◆ **Task description**
In the entries below, write out every line from the one containing "item-label: f) [98, 192, 110, 214]" down to the one containing "para-text: A l’approche", both included, without changing a character.

◆ **Data supplied**
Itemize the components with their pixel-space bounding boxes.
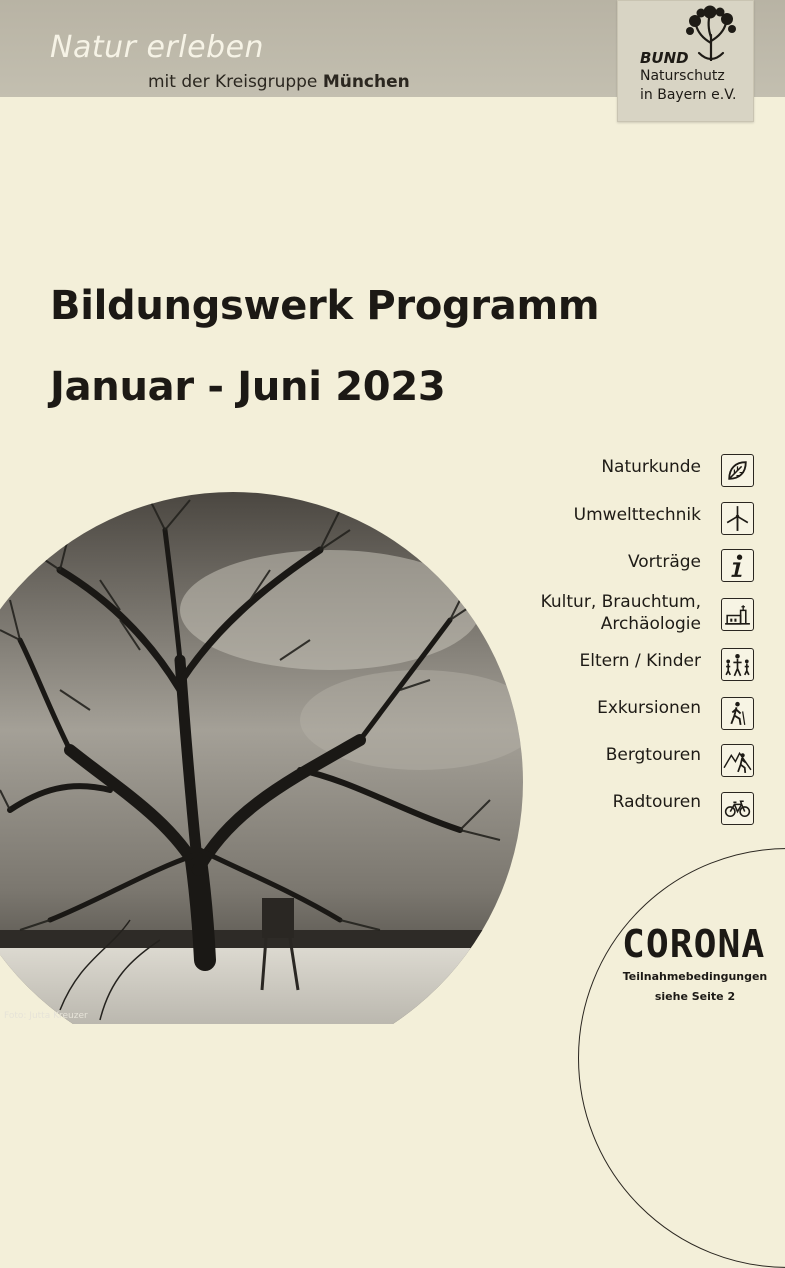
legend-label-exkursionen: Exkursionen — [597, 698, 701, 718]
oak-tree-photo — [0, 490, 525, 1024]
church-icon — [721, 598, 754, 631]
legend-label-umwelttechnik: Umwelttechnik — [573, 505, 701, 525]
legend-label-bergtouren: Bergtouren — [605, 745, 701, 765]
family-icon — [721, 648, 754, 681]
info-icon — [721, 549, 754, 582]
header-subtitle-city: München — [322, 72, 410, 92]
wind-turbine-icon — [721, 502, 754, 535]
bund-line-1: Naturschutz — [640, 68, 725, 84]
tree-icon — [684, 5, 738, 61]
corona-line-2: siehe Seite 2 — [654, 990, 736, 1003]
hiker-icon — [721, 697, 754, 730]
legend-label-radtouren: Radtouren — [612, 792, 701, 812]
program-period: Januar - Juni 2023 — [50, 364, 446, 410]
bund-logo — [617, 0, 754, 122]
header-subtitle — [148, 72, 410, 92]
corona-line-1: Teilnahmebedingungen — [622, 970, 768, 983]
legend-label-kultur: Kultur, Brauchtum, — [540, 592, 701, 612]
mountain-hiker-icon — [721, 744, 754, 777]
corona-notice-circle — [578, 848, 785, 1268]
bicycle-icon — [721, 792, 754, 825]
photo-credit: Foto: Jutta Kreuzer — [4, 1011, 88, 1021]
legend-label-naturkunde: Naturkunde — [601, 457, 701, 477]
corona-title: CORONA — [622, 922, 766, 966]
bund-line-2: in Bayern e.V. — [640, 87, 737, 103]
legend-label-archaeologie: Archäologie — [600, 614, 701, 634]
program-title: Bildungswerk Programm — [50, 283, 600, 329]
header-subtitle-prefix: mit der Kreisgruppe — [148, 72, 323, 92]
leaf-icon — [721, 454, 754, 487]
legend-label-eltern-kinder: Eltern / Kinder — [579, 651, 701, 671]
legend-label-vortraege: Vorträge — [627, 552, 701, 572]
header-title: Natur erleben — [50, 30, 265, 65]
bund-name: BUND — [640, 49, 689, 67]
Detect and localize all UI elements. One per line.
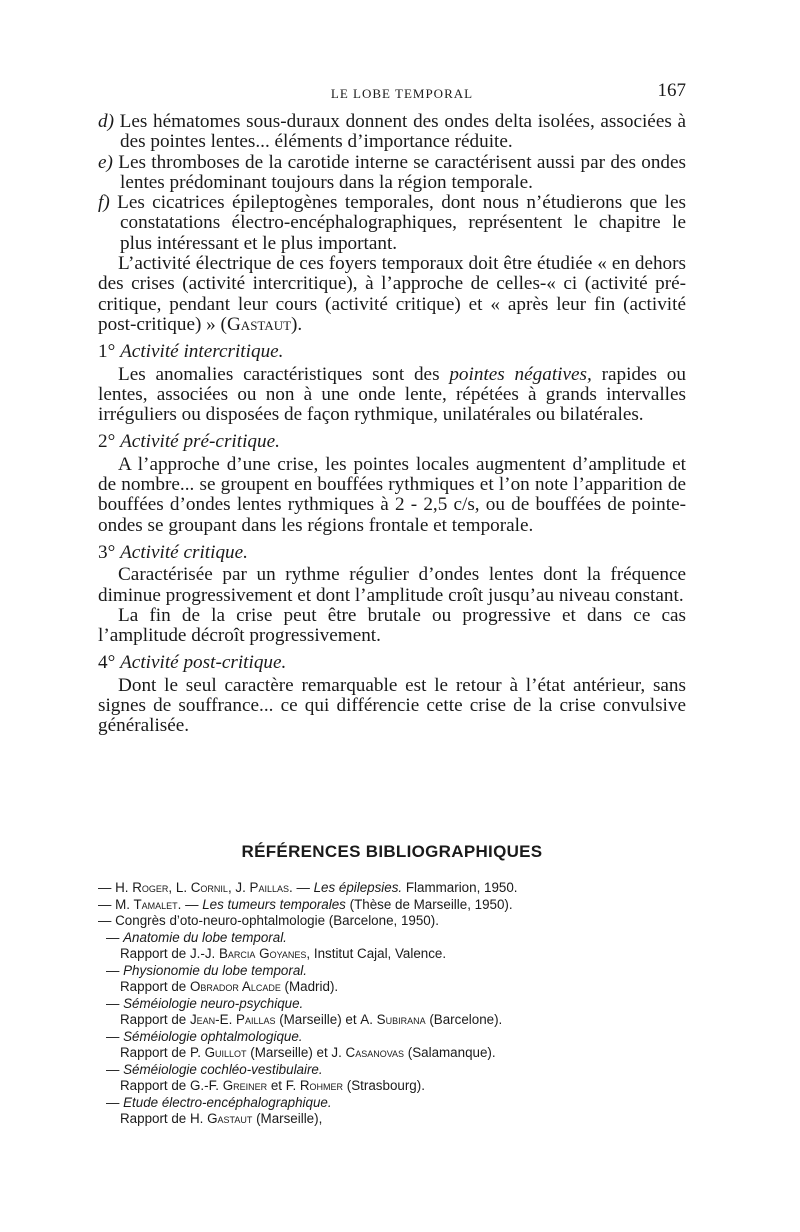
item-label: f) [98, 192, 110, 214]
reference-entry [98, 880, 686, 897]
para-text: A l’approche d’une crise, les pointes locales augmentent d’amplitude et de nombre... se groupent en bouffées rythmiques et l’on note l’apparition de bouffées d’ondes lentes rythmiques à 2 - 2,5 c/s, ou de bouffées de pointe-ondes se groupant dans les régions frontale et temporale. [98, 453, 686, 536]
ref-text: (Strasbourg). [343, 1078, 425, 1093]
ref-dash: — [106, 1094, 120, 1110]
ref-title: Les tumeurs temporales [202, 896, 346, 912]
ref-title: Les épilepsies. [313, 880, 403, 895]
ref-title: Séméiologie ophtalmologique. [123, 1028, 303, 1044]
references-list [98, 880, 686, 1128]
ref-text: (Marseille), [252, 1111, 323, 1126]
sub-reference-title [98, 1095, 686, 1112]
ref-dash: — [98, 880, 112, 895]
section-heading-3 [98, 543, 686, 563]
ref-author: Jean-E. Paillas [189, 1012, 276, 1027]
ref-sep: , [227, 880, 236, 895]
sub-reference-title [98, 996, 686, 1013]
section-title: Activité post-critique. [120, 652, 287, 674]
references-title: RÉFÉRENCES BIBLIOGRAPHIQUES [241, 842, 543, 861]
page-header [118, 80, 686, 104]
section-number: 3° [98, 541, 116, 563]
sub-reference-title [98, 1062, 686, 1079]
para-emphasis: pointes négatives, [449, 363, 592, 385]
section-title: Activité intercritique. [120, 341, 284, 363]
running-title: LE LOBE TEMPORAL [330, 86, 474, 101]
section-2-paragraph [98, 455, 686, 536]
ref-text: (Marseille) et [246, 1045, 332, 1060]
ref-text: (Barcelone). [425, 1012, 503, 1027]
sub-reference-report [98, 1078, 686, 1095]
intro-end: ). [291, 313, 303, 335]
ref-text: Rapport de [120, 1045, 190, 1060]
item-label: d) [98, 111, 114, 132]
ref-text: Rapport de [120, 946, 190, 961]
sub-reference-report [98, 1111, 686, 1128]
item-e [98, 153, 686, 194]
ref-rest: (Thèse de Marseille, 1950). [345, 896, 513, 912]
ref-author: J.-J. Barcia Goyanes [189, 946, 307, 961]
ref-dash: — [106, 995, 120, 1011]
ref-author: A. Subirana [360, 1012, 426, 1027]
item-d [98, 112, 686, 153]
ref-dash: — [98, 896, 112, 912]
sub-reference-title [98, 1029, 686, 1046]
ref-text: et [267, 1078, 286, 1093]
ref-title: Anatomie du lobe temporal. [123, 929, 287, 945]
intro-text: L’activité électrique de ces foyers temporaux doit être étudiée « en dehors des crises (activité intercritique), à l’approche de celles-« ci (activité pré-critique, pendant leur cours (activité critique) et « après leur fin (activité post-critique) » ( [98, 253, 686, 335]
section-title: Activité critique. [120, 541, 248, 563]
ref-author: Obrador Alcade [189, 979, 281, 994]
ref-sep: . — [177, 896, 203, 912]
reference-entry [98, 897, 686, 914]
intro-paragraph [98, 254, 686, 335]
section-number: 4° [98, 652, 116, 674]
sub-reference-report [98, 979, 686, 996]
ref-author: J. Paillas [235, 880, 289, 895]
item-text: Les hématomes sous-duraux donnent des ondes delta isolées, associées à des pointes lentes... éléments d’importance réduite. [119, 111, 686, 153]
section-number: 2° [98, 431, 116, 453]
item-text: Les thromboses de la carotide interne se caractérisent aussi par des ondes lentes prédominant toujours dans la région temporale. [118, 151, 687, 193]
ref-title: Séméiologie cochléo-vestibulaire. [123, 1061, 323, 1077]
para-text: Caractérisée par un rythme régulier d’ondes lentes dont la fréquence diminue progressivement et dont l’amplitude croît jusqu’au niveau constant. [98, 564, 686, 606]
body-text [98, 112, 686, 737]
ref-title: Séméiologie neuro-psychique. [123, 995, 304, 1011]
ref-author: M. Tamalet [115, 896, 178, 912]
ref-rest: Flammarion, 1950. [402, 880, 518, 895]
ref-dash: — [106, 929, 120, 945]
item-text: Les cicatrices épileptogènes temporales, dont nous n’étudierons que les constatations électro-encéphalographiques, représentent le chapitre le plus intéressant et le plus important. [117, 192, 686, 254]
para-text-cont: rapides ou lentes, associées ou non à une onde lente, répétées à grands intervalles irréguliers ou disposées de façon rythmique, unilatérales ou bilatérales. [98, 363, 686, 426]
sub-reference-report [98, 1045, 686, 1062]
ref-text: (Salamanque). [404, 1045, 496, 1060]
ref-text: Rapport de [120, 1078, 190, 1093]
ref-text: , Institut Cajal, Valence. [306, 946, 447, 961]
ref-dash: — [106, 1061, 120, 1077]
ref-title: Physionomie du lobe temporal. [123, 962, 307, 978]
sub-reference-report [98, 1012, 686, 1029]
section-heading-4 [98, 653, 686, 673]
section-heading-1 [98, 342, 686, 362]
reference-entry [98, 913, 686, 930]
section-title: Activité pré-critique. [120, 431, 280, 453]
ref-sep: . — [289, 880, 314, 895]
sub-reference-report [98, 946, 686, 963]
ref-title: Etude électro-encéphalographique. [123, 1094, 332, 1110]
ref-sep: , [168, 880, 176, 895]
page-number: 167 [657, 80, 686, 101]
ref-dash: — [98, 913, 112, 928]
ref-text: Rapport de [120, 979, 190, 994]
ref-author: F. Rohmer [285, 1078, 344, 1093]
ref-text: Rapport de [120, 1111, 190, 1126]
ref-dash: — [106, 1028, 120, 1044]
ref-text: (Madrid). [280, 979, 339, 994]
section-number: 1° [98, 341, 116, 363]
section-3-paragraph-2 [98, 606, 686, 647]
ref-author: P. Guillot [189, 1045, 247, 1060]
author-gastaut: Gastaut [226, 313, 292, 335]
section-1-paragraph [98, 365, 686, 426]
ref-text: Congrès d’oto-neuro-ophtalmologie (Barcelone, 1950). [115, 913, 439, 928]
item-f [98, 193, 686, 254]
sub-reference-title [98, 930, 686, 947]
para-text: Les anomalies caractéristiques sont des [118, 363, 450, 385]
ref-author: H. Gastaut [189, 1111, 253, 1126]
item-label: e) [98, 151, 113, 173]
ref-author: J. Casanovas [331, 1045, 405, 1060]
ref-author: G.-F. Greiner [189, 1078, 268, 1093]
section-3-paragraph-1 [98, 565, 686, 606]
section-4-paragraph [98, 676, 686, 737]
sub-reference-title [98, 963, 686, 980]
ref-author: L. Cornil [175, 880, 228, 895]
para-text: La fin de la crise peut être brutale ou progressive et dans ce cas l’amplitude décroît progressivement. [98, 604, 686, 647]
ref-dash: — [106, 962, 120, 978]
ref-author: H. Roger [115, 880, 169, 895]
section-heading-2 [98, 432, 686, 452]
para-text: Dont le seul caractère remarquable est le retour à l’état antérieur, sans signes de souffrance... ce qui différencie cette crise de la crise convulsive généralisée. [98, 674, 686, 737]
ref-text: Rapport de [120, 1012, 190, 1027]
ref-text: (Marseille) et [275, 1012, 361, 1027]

◆ **Solution to this problem**
item-label: f) [98, 192, 110, 214]
reference-entry [98, 880, 686, 897]
para-text: A l’approche d’une crise, les pointes locales augmentent d’amplitude et de nombre... se groupent en bouffées rythmiques et l’on note l’apparition de bouffées d’ondes lentes rythmiques à 2 - 2,5 c/s, ou de bouffées de pointe-ondes se groupant dans les régions frontale et temporale. [98, 453, 686, 536]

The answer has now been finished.